§ WHAT TO WORK ON
Filter these entries, keeping only lines that hold the word "problems".

§ DATA LISTING
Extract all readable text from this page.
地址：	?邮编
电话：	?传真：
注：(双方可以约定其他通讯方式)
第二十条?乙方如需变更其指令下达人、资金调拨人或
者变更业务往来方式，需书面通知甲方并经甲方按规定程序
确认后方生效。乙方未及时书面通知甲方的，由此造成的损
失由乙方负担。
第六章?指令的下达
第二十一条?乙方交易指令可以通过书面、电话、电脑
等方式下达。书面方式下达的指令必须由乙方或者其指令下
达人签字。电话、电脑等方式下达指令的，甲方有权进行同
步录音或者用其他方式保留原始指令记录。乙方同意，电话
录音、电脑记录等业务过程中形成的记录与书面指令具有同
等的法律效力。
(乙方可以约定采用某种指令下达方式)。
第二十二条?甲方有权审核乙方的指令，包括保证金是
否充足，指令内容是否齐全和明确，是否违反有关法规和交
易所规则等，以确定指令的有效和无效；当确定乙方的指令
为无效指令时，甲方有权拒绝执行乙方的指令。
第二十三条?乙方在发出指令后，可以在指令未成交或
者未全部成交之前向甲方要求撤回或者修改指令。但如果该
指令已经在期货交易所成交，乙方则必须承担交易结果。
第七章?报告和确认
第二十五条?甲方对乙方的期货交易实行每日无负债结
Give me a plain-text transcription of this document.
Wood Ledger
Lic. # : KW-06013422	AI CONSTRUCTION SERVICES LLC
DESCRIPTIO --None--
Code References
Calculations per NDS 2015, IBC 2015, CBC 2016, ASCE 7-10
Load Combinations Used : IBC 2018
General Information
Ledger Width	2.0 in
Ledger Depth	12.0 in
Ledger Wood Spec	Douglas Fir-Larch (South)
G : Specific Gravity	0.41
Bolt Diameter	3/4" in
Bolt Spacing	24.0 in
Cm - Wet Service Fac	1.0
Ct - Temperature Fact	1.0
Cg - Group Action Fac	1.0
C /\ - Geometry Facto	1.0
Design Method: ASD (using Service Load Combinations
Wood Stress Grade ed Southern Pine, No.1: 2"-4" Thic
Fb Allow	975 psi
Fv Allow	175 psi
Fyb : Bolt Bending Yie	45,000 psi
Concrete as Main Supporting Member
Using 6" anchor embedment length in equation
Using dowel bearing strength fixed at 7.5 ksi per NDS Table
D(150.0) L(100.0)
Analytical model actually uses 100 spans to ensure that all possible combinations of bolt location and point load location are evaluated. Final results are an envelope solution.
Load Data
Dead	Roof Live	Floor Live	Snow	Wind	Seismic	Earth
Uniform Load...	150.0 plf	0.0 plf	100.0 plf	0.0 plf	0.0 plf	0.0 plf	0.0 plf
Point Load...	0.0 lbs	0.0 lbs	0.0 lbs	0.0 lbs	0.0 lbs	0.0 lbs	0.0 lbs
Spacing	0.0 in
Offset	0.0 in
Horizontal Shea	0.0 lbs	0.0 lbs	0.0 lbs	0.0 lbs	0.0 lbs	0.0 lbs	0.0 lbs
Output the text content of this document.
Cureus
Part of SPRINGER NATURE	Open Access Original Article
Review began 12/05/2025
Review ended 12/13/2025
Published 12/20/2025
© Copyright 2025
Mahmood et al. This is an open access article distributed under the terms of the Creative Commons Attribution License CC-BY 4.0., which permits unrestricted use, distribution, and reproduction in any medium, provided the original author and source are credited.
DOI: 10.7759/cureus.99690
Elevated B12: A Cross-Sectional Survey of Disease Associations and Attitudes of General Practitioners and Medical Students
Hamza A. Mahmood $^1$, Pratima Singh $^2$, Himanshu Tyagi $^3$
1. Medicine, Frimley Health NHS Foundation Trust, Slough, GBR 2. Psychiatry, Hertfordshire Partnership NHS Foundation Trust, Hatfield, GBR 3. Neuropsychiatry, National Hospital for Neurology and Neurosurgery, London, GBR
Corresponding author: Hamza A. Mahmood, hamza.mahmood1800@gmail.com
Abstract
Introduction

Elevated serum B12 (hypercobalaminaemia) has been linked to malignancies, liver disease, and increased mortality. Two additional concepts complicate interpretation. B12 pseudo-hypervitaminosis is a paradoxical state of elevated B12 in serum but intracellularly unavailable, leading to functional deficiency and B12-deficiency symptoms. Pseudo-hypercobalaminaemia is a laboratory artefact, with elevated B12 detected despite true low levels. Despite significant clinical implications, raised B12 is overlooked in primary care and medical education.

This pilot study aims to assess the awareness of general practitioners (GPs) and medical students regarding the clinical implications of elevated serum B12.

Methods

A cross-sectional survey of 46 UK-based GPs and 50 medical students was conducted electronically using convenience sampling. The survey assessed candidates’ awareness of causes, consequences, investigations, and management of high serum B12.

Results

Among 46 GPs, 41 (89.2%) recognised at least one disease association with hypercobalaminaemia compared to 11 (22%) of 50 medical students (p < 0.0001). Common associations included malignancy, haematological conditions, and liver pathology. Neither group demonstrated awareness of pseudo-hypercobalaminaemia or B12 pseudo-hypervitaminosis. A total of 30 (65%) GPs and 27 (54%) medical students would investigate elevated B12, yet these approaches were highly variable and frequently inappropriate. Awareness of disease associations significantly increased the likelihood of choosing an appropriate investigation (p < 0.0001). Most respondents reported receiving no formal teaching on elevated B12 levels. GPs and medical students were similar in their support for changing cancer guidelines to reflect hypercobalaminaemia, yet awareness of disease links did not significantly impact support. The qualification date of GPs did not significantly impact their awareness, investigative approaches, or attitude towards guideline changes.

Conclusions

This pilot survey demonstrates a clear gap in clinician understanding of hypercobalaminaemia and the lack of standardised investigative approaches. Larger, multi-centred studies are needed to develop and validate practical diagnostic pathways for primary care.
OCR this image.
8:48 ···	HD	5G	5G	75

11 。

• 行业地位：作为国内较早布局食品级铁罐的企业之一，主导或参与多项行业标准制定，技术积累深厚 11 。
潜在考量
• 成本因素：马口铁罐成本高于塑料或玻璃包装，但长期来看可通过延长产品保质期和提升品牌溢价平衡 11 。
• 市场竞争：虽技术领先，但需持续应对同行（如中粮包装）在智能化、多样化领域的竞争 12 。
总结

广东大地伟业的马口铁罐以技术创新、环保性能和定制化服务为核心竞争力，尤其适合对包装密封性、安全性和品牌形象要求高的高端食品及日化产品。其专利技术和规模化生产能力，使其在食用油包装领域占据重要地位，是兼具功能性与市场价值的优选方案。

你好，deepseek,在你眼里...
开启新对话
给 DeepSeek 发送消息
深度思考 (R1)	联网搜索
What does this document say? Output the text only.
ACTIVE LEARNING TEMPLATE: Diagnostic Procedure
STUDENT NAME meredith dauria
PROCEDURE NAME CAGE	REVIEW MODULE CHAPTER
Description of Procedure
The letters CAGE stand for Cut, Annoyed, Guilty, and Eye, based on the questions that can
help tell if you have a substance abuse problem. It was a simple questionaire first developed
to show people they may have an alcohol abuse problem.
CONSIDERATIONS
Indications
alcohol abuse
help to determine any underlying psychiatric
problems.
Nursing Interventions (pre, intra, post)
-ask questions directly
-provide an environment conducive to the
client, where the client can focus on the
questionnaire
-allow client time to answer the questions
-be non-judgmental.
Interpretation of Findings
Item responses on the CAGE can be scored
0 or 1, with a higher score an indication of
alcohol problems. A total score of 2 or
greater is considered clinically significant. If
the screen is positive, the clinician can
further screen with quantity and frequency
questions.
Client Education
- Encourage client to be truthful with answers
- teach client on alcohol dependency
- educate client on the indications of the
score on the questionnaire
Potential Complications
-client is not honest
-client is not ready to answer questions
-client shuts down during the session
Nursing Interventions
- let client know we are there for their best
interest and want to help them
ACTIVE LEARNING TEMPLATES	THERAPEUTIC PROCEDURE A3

§ RESULT OF THE TASK
problems.
alcohol problems. A total score of 2 or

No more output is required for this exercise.